──────── Information supplied ────────

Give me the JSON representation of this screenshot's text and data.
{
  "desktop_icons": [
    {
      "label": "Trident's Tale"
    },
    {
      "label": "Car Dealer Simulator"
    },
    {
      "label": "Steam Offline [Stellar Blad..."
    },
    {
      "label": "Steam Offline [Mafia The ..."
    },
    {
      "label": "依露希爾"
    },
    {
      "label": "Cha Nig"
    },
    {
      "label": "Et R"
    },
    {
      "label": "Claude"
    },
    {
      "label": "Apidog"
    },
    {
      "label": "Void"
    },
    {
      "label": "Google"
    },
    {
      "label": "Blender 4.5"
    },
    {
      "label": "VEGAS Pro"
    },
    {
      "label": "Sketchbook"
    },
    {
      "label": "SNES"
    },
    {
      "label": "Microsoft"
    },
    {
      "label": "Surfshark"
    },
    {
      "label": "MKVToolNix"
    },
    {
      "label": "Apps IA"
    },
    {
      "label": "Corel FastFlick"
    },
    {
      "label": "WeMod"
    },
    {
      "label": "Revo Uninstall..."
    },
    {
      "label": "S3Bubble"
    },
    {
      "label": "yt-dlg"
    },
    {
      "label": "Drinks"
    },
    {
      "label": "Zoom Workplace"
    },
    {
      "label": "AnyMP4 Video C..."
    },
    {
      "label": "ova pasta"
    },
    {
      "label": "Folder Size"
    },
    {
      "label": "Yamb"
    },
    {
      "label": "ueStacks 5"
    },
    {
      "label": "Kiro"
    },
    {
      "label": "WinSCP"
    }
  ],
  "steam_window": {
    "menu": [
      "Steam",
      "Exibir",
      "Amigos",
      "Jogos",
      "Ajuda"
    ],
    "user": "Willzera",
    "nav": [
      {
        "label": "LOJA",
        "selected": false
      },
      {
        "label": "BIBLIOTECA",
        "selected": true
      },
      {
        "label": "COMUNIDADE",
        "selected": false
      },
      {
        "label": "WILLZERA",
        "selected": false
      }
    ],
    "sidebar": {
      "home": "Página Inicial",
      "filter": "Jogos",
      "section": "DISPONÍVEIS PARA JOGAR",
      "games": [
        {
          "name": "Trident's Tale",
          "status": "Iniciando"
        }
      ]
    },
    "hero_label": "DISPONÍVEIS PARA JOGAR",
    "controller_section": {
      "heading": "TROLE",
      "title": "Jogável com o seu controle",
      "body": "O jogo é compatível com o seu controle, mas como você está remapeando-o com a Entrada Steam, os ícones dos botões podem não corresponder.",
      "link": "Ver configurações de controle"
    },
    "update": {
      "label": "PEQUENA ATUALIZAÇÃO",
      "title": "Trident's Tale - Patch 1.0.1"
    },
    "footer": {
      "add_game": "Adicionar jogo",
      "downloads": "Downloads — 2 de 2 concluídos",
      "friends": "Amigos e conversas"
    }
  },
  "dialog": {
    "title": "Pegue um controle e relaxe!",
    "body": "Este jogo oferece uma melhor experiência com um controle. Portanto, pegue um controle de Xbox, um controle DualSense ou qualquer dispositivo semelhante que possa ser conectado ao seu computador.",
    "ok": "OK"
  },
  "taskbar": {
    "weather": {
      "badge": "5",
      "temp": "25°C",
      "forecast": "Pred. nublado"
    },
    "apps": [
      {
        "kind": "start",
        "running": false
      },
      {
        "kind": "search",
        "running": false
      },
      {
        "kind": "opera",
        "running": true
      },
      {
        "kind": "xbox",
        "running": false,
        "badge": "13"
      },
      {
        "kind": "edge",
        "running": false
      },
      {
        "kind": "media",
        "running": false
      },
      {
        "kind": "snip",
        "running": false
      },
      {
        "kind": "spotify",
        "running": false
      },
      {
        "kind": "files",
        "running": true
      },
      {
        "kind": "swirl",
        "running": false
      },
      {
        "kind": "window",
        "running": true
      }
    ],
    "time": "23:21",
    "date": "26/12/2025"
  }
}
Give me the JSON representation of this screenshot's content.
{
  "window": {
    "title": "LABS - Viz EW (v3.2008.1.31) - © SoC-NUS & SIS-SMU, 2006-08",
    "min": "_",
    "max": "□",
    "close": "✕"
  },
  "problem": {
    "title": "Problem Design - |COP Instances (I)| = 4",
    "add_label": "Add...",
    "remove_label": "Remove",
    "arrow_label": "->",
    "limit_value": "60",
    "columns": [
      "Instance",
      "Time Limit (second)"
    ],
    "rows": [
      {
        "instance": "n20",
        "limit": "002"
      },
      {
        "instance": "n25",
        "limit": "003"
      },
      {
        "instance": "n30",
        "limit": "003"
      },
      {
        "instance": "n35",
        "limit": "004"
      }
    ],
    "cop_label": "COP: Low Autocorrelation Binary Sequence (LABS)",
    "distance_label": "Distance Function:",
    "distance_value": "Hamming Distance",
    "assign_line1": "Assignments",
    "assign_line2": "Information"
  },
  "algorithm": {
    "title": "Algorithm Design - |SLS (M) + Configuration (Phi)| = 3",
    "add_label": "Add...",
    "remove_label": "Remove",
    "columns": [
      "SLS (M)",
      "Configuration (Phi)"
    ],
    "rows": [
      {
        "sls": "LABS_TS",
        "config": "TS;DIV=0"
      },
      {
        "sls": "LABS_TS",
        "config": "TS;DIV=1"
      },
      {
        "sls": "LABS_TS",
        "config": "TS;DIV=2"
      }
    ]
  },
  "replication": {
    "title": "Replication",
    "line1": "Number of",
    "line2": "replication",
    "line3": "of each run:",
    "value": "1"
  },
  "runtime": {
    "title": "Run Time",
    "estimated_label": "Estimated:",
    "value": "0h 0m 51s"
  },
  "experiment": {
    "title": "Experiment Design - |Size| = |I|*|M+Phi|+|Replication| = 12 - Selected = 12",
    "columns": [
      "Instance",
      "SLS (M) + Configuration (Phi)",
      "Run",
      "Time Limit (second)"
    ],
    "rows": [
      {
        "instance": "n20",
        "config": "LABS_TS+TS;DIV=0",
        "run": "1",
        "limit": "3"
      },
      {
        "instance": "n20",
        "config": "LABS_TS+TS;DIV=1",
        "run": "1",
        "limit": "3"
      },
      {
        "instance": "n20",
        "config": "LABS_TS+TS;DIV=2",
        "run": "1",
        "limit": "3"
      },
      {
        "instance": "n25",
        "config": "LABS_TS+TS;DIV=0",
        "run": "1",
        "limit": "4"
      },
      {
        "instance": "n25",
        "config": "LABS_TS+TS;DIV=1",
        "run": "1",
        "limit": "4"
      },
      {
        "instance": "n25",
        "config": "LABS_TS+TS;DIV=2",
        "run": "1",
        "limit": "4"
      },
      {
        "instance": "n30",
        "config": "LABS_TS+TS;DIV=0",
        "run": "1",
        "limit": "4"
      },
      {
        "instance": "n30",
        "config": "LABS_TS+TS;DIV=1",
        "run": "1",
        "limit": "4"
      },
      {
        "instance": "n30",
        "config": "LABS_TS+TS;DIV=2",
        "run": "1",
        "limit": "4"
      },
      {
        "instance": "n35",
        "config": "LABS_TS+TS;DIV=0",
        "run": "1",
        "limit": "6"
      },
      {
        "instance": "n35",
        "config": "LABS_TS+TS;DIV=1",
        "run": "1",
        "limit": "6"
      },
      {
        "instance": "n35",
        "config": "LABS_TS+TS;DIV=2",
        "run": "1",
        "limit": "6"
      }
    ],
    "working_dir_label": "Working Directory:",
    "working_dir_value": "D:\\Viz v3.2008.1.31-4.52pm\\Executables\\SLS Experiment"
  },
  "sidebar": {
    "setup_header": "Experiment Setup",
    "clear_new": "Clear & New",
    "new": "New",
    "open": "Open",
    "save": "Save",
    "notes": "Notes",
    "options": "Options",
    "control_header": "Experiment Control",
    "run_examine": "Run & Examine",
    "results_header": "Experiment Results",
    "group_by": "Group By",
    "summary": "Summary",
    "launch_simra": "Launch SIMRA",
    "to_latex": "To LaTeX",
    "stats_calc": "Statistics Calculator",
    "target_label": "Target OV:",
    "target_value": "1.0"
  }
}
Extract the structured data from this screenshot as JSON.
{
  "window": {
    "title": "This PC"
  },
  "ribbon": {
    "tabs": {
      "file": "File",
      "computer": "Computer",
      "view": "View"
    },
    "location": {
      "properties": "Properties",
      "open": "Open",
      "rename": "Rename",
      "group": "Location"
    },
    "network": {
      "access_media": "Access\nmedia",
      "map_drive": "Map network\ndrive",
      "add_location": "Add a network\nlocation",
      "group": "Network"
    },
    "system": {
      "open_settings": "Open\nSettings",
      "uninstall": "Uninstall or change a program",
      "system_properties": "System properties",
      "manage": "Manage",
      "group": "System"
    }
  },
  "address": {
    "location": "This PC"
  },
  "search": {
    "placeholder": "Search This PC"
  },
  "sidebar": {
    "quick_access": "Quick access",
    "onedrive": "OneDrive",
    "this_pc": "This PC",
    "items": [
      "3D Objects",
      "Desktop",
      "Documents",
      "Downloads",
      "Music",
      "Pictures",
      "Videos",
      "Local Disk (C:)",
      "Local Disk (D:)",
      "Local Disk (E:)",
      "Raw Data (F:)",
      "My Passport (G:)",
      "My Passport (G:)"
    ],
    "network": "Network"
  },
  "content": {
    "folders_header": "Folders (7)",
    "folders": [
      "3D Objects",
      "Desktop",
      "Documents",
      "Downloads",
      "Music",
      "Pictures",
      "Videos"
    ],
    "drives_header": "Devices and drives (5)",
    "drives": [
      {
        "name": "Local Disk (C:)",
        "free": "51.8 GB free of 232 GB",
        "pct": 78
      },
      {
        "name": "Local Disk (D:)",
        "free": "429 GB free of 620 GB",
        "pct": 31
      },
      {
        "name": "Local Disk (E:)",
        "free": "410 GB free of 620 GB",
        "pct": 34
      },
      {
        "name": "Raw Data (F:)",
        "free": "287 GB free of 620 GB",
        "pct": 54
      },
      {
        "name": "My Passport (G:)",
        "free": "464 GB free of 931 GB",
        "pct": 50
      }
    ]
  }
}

────────

- **What is asked**
Count every line above that holds the string "kind" and give the total, nothing more.

- **Exercise response**
11